§ PROBLEM DESCRIPTION:
Copy out each line containing "cold" from the entries below.

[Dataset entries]
[start]

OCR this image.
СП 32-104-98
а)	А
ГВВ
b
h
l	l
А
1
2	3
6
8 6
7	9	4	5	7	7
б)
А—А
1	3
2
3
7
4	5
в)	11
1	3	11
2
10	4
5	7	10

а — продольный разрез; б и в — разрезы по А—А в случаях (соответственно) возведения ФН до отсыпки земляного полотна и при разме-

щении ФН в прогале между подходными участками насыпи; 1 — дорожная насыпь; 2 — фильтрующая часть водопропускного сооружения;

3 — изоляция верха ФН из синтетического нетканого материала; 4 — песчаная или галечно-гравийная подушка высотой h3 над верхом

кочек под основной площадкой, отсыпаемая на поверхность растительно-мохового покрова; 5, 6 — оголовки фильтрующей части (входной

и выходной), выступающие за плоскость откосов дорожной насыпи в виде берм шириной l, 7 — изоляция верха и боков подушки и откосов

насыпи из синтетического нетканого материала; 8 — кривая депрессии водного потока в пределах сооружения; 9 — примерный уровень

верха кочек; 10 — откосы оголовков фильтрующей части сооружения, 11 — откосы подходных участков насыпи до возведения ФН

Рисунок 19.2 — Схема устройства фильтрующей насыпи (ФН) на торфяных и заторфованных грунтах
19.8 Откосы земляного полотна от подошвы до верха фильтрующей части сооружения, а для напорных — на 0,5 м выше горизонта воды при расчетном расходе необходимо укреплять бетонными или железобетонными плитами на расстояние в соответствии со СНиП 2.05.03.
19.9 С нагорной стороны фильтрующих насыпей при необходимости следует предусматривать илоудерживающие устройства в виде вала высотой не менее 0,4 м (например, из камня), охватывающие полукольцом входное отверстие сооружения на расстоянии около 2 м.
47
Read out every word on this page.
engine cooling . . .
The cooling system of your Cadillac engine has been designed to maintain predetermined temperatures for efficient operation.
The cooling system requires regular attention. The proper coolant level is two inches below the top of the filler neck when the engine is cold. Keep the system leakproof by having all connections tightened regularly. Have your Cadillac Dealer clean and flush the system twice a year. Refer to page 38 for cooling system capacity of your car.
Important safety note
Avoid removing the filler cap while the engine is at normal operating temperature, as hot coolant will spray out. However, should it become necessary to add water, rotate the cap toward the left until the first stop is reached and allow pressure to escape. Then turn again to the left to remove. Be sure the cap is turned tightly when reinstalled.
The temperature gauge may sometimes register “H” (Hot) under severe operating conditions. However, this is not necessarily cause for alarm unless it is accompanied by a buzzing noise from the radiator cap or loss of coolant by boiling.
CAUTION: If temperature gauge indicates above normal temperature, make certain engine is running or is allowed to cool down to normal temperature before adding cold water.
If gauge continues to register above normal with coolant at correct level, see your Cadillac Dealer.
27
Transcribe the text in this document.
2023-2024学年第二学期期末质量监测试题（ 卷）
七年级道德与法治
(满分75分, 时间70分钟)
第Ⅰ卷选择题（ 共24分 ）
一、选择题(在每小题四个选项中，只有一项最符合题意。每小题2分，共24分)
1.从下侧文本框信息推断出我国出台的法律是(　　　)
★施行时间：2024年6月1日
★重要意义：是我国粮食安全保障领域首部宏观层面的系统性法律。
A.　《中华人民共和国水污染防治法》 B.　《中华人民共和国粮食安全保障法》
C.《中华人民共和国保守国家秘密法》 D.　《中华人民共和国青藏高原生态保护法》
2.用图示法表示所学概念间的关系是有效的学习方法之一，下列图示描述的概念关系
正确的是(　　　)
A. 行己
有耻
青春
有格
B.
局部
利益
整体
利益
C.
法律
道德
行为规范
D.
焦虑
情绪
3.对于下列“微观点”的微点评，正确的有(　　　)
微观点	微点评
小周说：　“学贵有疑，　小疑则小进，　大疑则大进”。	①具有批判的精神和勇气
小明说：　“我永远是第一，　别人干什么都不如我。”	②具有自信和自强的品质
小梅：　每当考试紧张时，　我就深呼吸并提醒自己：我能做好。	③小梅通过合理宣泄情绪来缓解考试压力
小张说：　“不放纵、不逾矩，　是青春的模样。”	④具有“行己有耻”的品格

[end]

§ TASK OUTPUT:
The cooling system requires regular attention. The proper coolant level is two inches below the top of the filler neck when the engine is cold. Keep the system leakproof by having all connections tightened regularly. Have your Cadillac Dealer clean and flush the system twice a year. Refer to page 38 for cooling system capacity of your car.
CAUTION: If temperature gauge indicates above normal temperature, make certain engine is running or is allowed to cool down to normal temperature before adding cold water.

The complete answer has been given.